# Task
Rewrite the material below as a JSON list of strings, with one string for each line and blank lines left out.

# Records for the exercise
-------------------------

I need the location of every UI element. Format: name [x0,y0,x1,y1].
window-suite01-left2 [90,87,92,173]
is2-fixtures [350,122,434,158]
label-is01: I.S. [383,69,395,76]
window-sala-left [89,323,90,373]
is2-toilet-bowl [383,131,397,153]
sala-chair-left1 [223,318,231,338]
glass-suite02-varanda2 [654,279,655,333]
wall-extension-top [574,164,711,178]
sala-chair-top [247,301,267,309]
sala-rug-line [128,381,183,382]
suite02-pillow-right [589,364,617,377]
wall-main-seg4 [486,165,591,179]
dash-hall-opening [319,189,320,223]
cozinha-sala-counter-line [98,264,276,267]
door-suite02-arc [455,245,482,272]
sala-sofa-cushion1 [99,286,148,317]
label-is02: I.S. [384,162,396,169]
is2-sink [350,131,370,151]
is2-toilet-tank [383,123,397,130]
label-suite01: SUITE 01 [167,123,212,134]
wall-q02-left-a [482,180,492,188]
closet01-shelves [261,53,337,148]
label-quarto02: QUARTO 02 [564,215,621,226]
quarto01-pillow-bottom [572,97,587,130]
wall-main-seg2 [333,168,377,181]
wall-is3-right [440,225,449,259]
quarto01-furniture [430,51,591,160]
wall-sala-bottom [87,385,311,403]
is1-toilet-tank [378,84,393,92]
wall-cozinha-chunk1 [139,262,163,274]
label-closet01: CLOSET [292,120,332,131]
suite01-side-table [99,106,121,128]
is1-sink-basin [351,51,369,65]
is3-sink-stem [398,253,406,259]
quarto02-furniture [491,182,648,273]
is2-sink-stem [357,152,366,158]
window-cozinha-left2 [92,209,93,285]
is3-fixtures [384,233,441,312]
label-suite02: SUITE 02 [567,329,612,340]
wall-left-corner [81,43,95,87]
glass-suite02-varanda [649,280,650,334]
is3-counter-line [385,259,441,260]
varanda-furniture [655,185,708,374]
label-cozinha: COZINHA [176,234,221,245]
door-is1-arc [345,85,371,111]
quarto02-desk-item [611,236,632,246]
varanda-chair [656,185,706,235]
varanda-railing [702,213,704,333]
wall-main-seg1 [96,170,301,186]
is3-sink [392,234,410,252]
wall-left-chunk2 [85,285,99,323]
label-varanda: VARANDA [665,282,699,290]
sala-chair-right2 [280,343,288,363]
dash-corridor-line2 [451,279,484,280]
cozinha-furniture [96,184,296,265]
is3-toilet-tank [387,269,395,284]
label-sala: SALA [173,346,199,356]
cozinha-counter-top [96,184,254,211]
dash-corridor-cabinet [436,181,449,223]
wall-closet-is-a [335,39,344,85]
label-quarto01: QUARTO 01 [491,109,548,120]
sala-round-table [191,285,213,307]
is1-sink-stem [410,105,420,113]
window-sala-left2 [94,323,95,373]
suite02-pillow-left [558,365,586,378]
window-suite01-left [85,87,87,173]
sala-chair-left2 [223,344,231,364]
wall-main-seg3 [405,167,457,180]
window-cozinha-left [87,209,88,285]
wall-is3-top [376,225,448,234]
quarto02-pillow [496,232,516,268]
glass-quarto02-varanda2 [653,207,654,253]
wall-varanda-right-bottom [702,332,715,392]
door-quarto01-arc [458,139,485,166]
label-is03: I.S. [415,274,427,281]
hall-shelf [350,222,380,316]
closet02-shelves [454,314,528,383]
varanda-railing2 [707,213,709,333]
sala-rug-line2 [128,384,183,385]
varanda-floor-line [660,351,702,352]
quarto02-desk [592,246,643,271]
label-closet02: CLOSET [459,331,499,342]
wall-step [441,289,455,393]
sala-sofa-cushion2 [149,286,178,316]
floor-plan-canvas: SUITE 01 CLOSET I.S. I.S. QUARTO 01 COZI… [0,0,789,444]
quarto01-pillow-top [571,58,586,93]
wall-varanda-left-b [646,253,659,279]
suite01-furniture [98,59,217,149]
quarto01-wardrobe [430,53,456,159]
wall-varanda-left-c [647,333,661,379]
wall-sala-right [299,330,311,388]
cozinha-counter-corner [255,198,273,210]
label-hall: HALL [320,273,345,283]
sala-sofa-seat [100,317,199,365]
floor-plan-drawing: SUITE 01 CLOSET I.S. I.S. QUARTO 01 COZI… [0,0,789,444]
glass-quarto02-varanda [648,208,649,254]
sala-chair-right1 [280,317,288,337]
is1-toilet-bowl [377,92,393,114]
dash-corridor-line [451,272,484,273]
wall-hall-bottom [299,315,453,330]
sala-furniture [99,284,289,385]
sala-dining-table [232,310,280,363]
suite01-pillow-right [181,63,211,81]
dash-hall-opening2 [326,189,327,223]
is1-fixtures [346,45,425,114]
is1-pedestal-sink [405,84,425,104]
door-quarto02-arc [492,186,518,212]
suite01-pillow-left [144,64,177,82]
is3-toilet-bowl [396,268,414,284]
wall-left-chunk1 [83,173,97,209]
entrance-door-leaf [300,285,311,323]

-------------------------

# Task result
[
  "I need the location of every UI element. Format: name [x0,y0,x1,y1].",
  "window-suite01-left2 [90,87,92,173]",
  "is2-fixtures [350,122,434,158]",
  "label-is01: I.S. [383,69,395,76]",
  "window-sala-left [89,323,90,373]",
  "is2-toilet-bowl [383,131,397,153]",
  "sala-chair-left1 [223,318,231,338]",
  "glass-suite02-varanda2 [654,279,655,333]",
  "wall-extension-top [574,164,711,178]",
  "sala-chair-top [247,301,267,309]",
  "sala-rug-line [128,381,183,382]",
  "suite02-pillow-right [589,364,617,377]",
  "wall-main-seg4 [486,165,591,179]",
  "dash-hall-opening [319,189,320,223]",
  "cozinha-sala-counter-line [98,264,276,267]",
  "door-suite02-arc [455,245,482,272]",
  "sala-sofa-cushion1 [99,286,148,317]",
  "label-is02: I.S. [384,162,396,169]",
  "is2-sink [350,131,370,151]",
  "is2-toilet-tank [383,123,397,130]",
  "label-suite01: SUITE 01 [167,123,212,134]",
  "wall-q02-left-a [482,180,492,188]",
  "closet01-shelves [261,53,337,148]",
  "label-quarto02: QUARTO 02 [564,215,621,226]",
  "quarto01-pillow-bottom [572,97,587,130]",
  "wall-main-seg2 [333,168,377,181]",
  "wall-is3-right [440,225,449,259]",
  "quarto01-furniture [430,51,591,160]",
  "wall-sala-bottom [87,385,311,403]",
  "is1-toilet-tank [378,84,393,92]",
  "wall-cozinha-chunk1 [139,262,163,274]",
  "label-closet01: CLOSET [292,120,332,131]",
  "suite01-side-table [99,106,121,128]",
  "is1-sink-basin [351,51,369,65]",
  "is3-sink-stem [398,253,406,259]",
  "quarto02-furniture [491,182,648,273]",
  "is2-sink-stem [357,152,366,158]",
  "window-cozinha-left2 [92,209,93,285]",
  "is3-fixtures [384,233,441,312]",
  "label-suite02: SUITE 02 [567,329,612,340]",
  "wall-left-corner [81,43,95,87]",
  "glass-suite02-varanda [649,280,650,334]",
  "is3-counter-line [385,259,441,260]",
  "varanda-furniture [655,185,708,374]",
  "label-cozinha: COZINHA [176,234,221,245]",
  "door-is1-arc [345,85,371,111]",
  "quarto02-desk-item [611,236,632,246]",
  "varanda-chair [656,185,706,235]",
  "varanda-railing [702,213,704,333]",
  "wall-main-seg1 [96,170,301,186]",
  "is3-sink [392,234,410,252]",
  "wall-left-chunk2 [85,285,99,323]",
  "label-varanda: VARANDA [665,282,699,290]",
  "sala-chair-right2 [280,343,288,363]",
  "dash-corridor-line2 [451,279,484,280]",
  "cozinha-furniture [96,184,296,265]",
  "is3-toilet-tank [387,269,395,284]",
  "label-sala: SALA [173,346,199,356]",
  "cozinha-counter-top [96,184,254,211]",
  "dash-corridor-cabinet [436,181,449,223]",
  "wall-closet-is-a [335,39,344,85]",
  "label-quarto01: QUARTO 01 [491,109,548,120]",
  "sala-round-table [191,285,213,307]",
  "is1-sink-stem [410,105,420,113]",
  "window-sala-left2 [94,323,95,373]",
  "suite02-pillow-left [558,365,586,378]",
  "window-suite01-left [85,87,87,173]",
  "sala-chair-left2 [223,344,231,364]",
  "wall-main-seg3 [405,167,457,180]",
  "window-cozinha-left [87,209,88,285]",
  "wall-is3-top [376,225,448,234]",
  "quarto02-pillow [496,232,516,268]",
  "glass-quarto02-varanda2 [653,207,654,253]",
  "wall-varanda-right-bottom [702,332,715,392]",
  "door-quarto01-arc [458,139,485,166]",
  "label-is03: I.S. [415,274,427,281]",
  "hall-shelf [350,222,380,316]",
  "closet02-shelves [454,314,528,383]",
  "varanda-railing2 [707,213,709,333]",
  "sala-rug-line2 [128,384,183,385]",
  "varanda-floor-line [660,351,702,352]",
  "quarto02-desk [592,246,643,271]",
  "label-closet02: CLOSET [459,331,499,342]",
  "wall-step [441,289,455,393]",
  "sala-sofa-cushion2 [149,286,178,316]",
  "floor-plan-canvas: SUITE 01 CLOSET I.S. I.S. QUARTO 01 COZI… [0,0,789,444]",
  "quarto01-pillow-top [571,58,586,93]",
  "wall-varanda-left-b [646,253,659,279]",
  "suite01-furniture [98,59,217,149]",
  "quarto01-wardrobe [430,53,456,159]",
  "wall-varanda-left-c [647,333,661,379]",
  "wall-sala-right [299,330,311,388]",
  "cozinha-counter-corner [255,198,273,210]",
  "label-hall: HALL [320,273,345,283]",
  "sala-sofa-seat [100,317,199,365]",
  "floor-plan-drawing: SUITE 01 CLOSET I.S. I.S. QUARTO 01 COZI… [0,0,789,444]",
  "glass-quarto02-varanda [648,208,649,254]",
  "sala-chair-right1 [280,317,288,337]",
  "is1-toilet-bowl [377,92,393,114]",
  "dash-corridor-line [451,272,484,273]",
  "wall-hall-bottom [299,315,453,330]",
  "sala-furniture [99,284,289,385]",
  "sala-dining-table [232,310,280,363]",
  "suite01-pillow-right [181,63,211,81]",
  "dash-hall-opening2 [326,189,327,223]",
  "is1-fixtures [346,45,425,114]",
  "is1-pedestal-sink [405,84,425,104]",
  "door-quarto02-arc [492,186,518,212]",
  "suite01-pillow-left [144,64,177,82]",
  "is3-toilet-bowl [396,268,414,284]",
  "wall-left-chunk1 [83,173,97,209]",
  "entrance-door-leaf [300,285,311,323]"
]